Task prompt: Please retype the data in full and exactly; the pictures are not part of the copy.

Data entries:
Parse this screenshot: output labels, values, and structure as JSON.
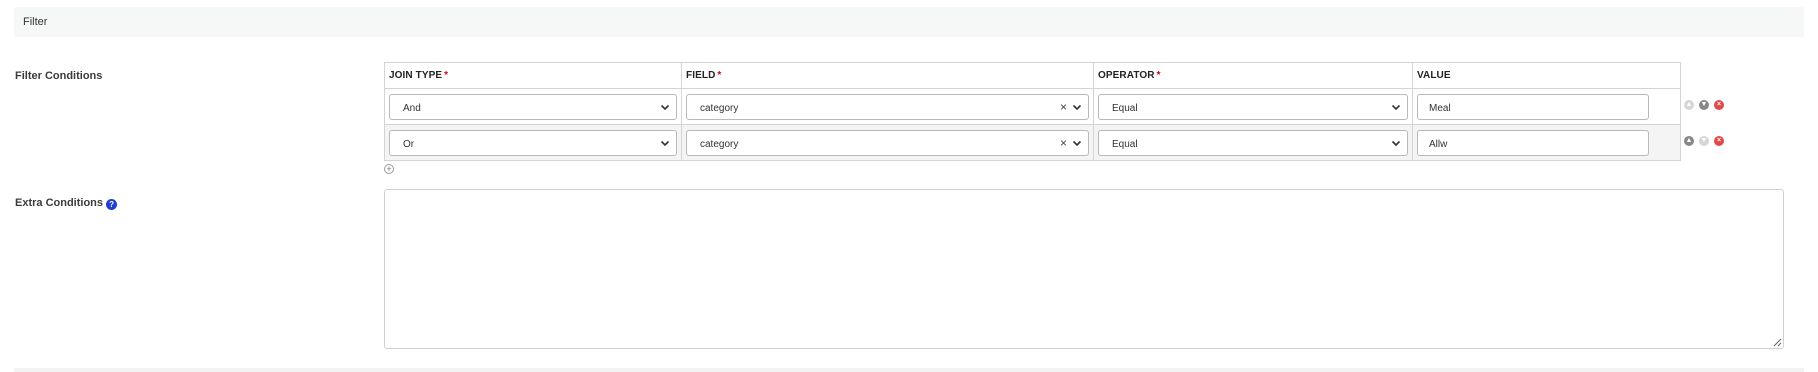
{
  "section": {
    "title": "Filter"
  },
  "labels": {
    "filter_conditions": "Filter Conditions",
    "extra_conditions": "Extra Conditions",
    "help_icon": "?"
  },
  "table": {
    "headers": {
      "join_type": "JOIN TYPE",
      "field": "FIELD",
      "operator": "OPERATOR",
      "value": "VALUE",
      "required_mark": "*"
    },
    "rows": [
      {
        "join_type": "And",
        "field": "category",
        "operator": "Equal",
        "value": "Meal"
      },
      {
        "join_type": "Or",
        "field": "category",
        "operator": "Equal",
        "value": "Allw"
      }
    ]
  },
  "icons": {
    "add": "+",
    "clear": "×",
    "move_up": "▲",
    "move_down": "▼",
    "remove": "×"
  },
  "extra_conditions": {
    "value": ""
  },
  "colors": {
    "required": "#d0021b",
    "help_icon": "#1f3fd1",
    "remove_button": "#e34848"
  }
}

Answer to this task:
Parse this screenshot: output labels, values, and structure as JSON.
{
  "section": {
    "title": "Filter"
  },
  "labels": {
    "filter_conditions": "Filter Conditions",
    "extra_conditions": "Extra Conditions",
    "help_icon": "?"
  },
  "table": {
    "headers": {
      "join_type": "JOIN TYPE",
      "field": "FIELD",
      "operator": "OPERATOR",
      "value": "VALUE",
      "required_mark": "*"
    },
    "rows": [
      {
        "join_type": "And",
        "field": "category",
        "operator": "Equal",
        "value": "Meal"
      },
      {
        "join_type": "Or",
        "field": "category",
        "operator": "Equal",
        "value": "Allw"
      }
    ]
  },
  "icons": {
    "add": "+",
    "clear": "×",
    "move_up": "▲",
    "move_down": "▼",
    "remove": "×"
  },
  "extra_conditions": {
    "value": ""
  },
  "colors": {
    "required": "#d0021b",
    "help_icon": "#1f3fd1",
    "remove_button": "#e34848"
  }
}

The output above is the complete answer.